Aufgabenbeschreibung
Gib aus dem Text über die Inszenierung „Jederman“ den Abschnitt wortgetreu wieder, der bei den Worten „Jederman | Thomas-Bernhard-Institut“ beginnt und nach den Worten „zum Hinsehen zwingt.“ endet.

Textblock
---

Jederman | Thomas-Bernhard-Institut

Jederman – Thomas-Bernhard Institut

Eat the Rich: “Jederman”

Punkig, laut und mit dem Finger in der Wunde: Das Cineplexx City lebt. Zumindest für „Jederman“. Regisseurin Hanna Binder bespielt mit den Studierenden des Abschlussjahrgangs der Universität Mozarteum den Leerstand in Salzburg und schafft ein modernes Schauspiel, das zum Hinsehen zwingt.

---

Datensatz
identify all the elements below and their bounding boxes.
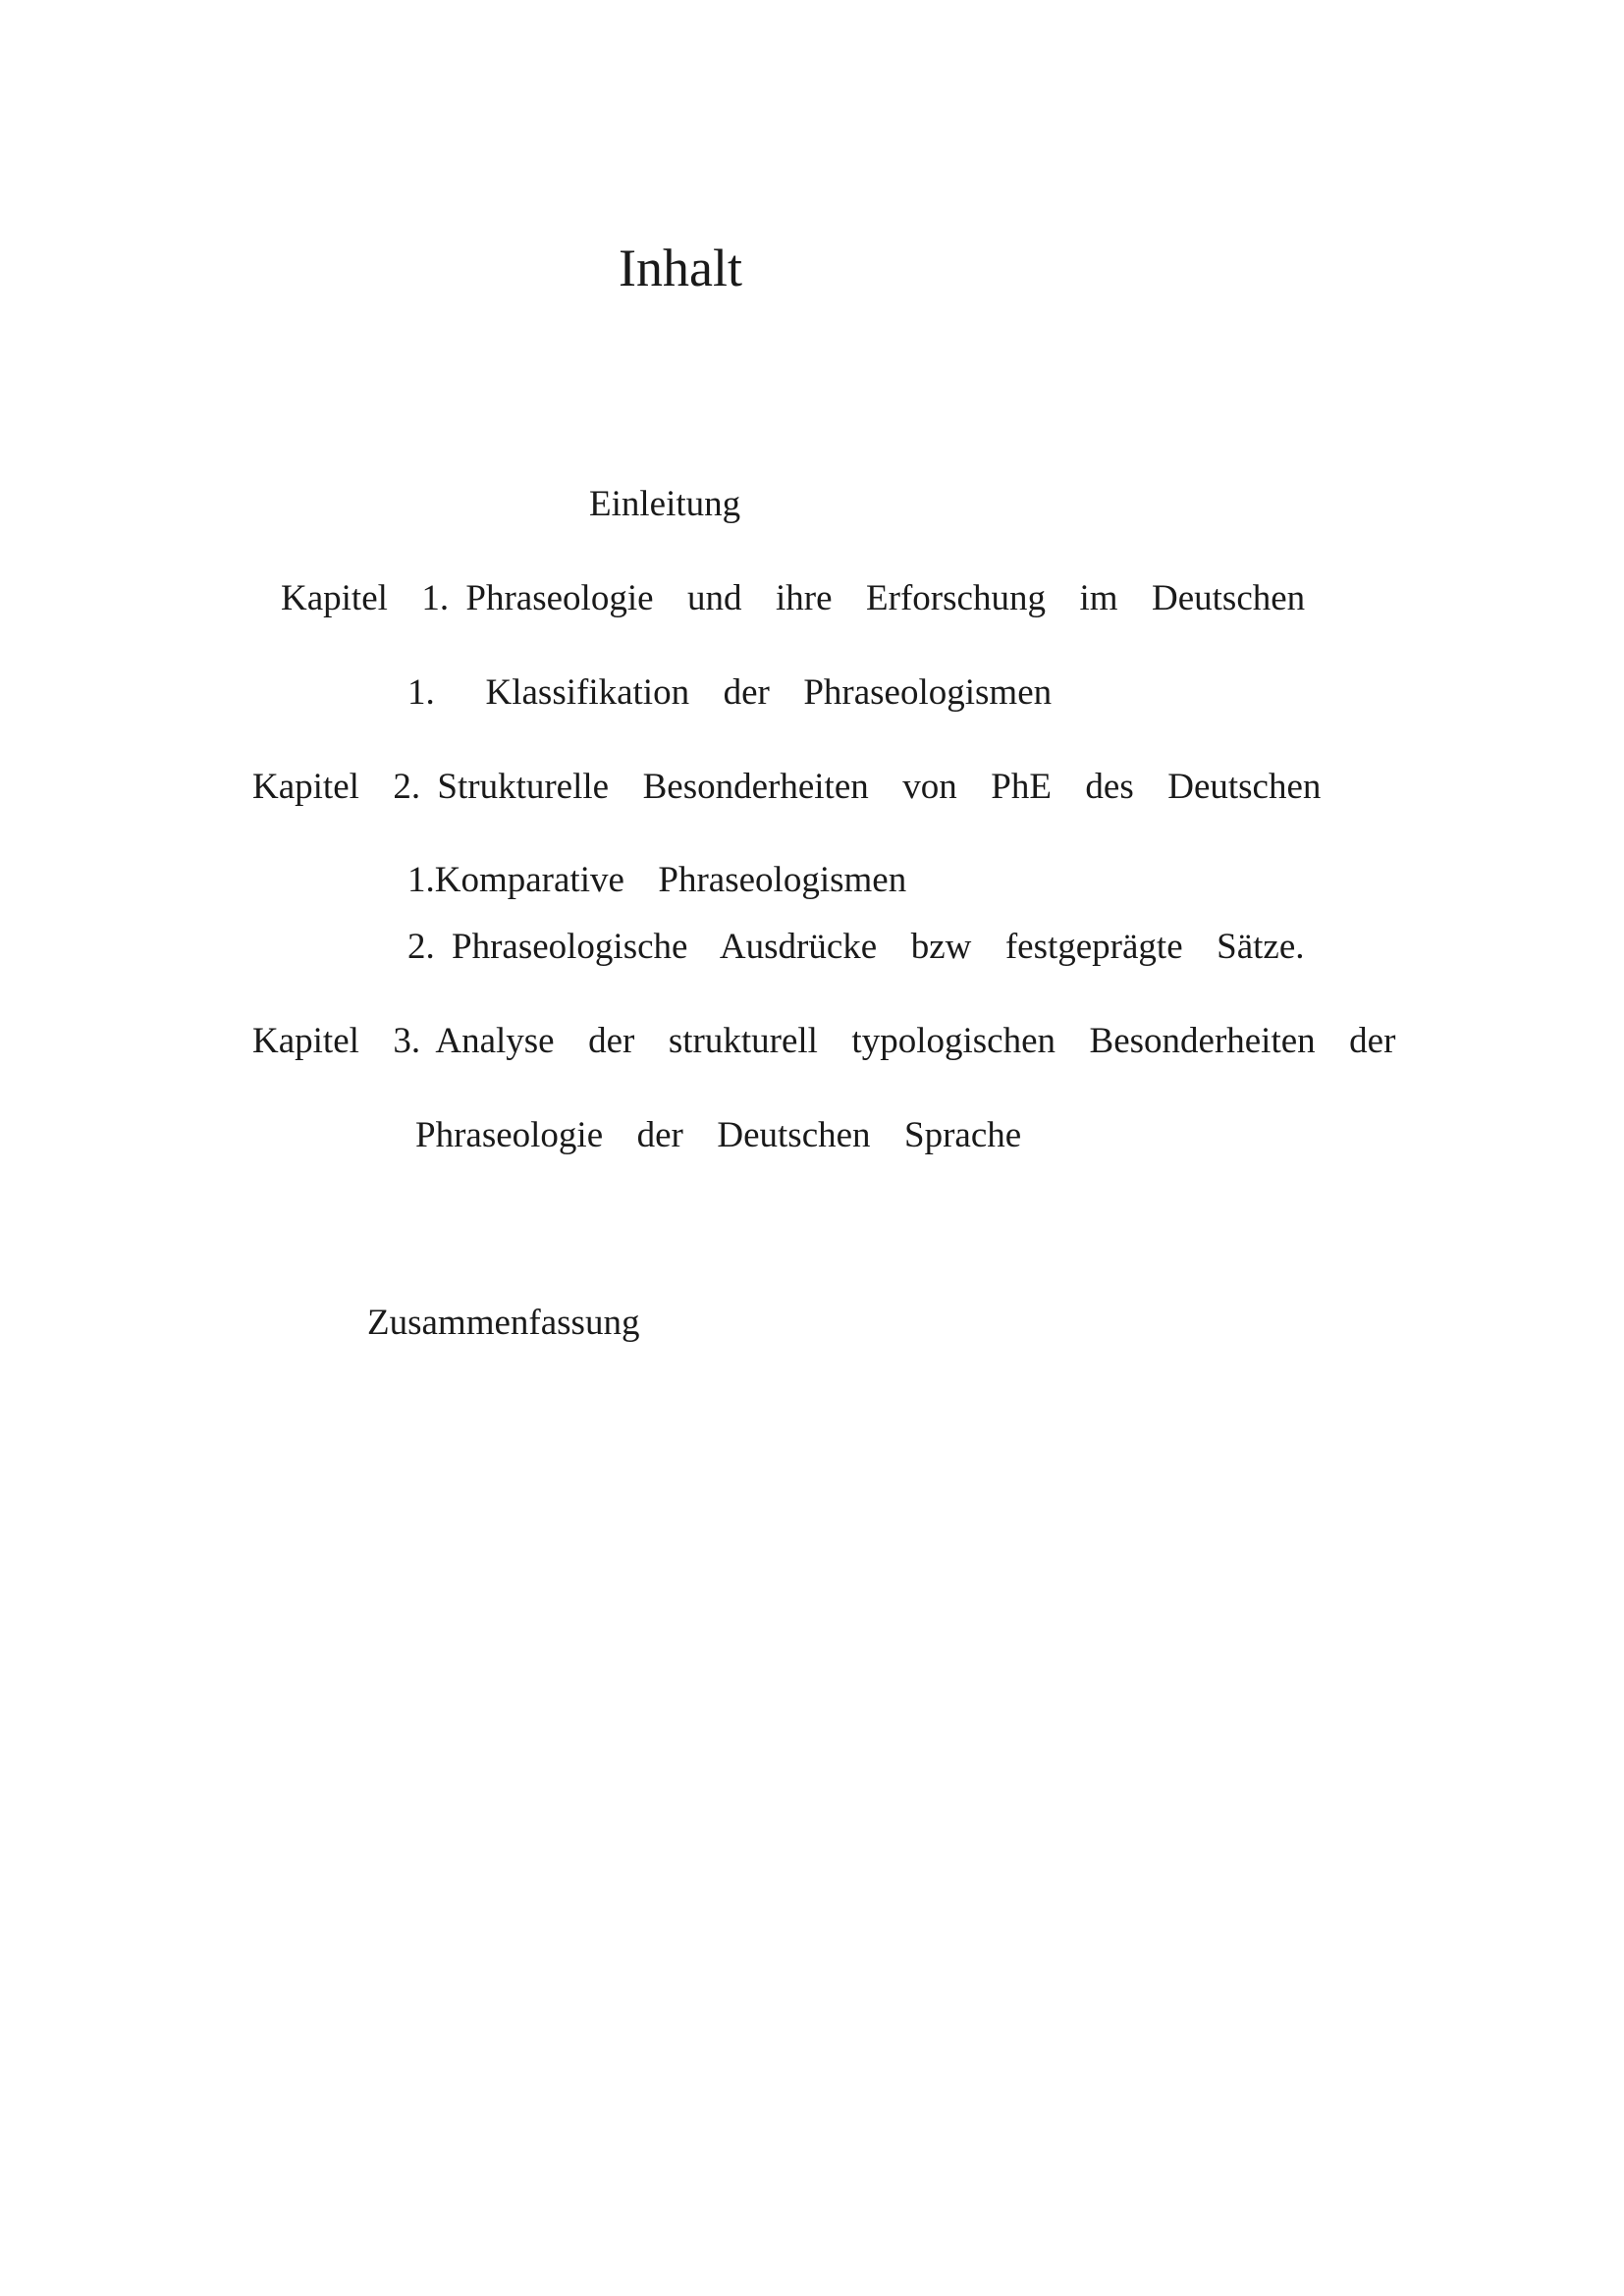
toc-subentry-kapitel-2-2: 2. Phraseologische Ausdrücke bzw festgeprägte Sätze. [407, 927, 1305, 967]
toc-subentry-kapitel-1-1: 1. Klassifikation der Phraseologismen [407, 672, 1053, 713]
page-title: Inhalt [619, 239, 742, 297]
toc-entry-kapitel-1: Kapitel 1. Phraseologie und ihre Erforschung im Deutschen [281, 578, 1306, 618]
toc-entry-kapitel-3-continued: Phraseologie der Deutschen Sprache [415, 1115, 1022, 1155]
toc-entry-einleitung: Einleitung [589, 484, 741, 524]
toc-entry-kapitel-3: Kapitel 3. Analyse der strukturell typologischen Besonderheiten der [252, 1021, 1396, 1061]
toc-entry-kapitel-2: Kapitel 2. Strukturelle Besonderheiten von PhE des Deutschen [252, 767, 1322, 807]
toc-subentry-kapitel-2-1: 1.Komparative Phraseologismen [407, 860, 907, 900]
toc-entry-zusammenfassung: Zusammenfassung [367, 1303, 640, 1343]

---

Ergebnis der Aufgabe
Jederman | Thomas-Bernhard-Institut

Jederman – Thomas-Bernhard Institut

Eat the Rich: “Jederman”

Punkig, laut und mit dem Finger in der Wunde: Das Cineplexx City lebt. Zumindest für „Jederman“. Regisseurin Hanna Binder bespielt mit den Studierenden des Abschlussjahrgangs der Universität Mozarteum den Leerstand in Salzburg und schafft ein modernes Schauspiel, das zum Hinsehen zwingt.